Provided information:
* * * * * * *
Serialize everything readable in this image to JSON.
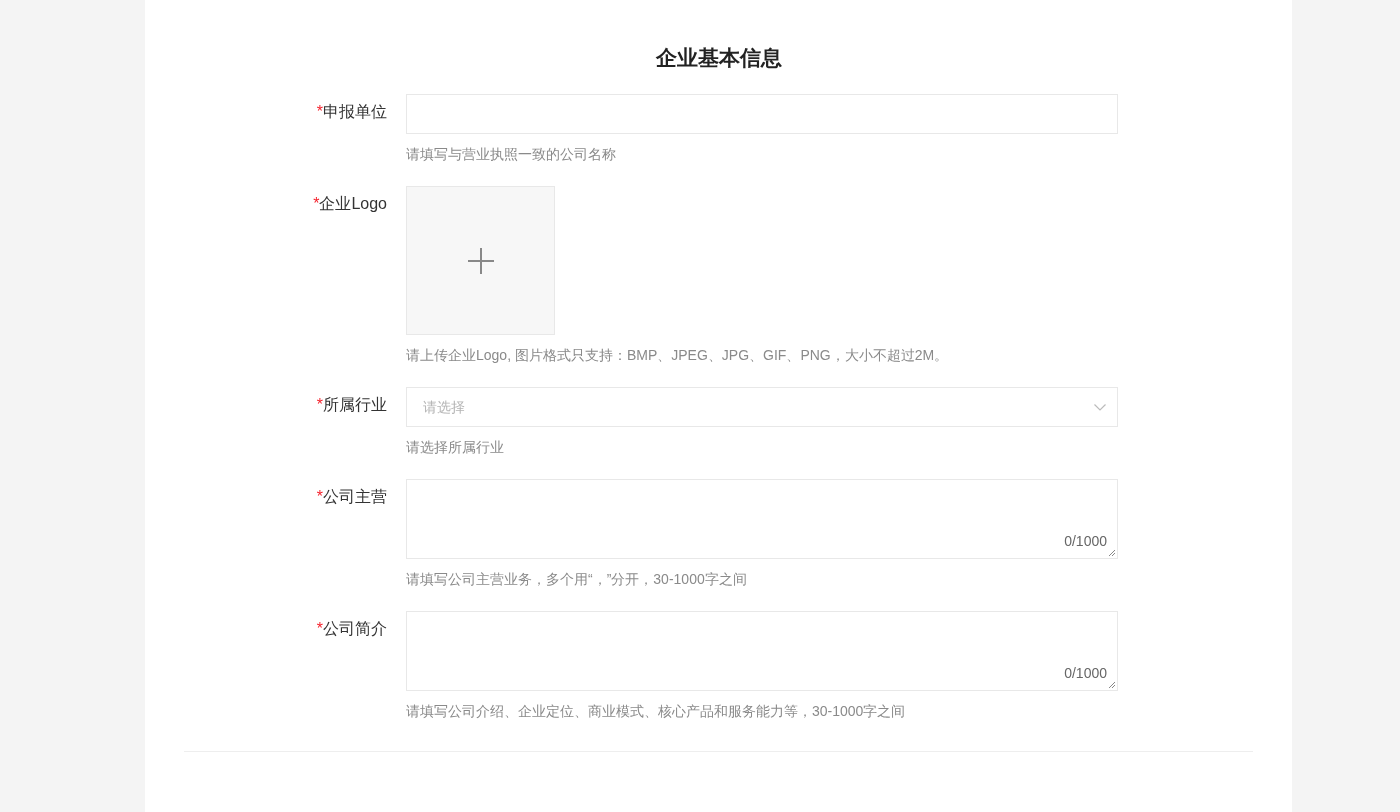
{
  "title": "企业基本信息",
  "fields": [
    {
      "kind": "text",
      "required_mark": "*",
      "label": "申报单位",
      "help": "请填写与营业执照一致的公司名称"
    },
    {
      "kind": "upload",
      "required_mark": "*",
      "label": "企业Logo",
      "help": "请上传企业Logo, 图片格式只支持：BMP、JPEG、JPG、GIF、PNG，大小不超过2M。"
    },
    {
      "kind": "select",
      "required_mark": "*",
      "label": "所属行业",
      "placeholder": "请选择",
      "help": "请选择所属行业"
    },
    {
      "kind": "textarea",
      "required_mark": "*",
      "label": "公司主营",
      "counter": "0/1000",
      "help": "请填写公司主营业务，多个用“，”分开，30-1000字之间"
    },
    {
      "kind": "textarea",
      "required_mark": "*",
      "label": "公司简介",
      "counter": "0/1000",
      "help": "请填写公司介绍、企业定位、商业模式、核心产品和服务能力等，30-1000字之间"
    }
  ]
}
* * * * * * *
Stated goal: Return all of the entries word for word, but omit the pictures.

Response for this exercise:
Serialize everything readable in this image to JSON.
{
  "title": "企业基本信息",
  "fields": [
    {
      "kind": "text",
      "required_mark": "*",
      "label": "申报单位",
      "help": "请填写与营业执照一致的公司名称"
    },
    {
      "kind": "upload",
      "required_mark": "*",
      "label": "企业Logo",
      "help": "请上传企业Logo, 图片格式只支持：BMP、JPEG、JPG、GIF、PNG，大小不超过2M。"
    },
    {
      "kind": "select",
      "required_mark": "*",
      "label": "所属行业",
      "placeholder": "请选择",
      "help": "请选择所属行业"
    },
    {
      "kind": "textarea",
      "required_mark": "*",
      "label": "公司主营",
      "counter": "0/1000",
      "help": "请填写公司主营业务，多个用“，”分开，30-1000字之间"
    },
    {
      "kind": "textarea",
      "required_mark": "*",
      "label": "公司简介",
      "counter": "0/1000",
      "help": "请填写公司介绍、企业定位、商业模式、核心产品和服务能力等，30-1000字之间"
    }
  ]
}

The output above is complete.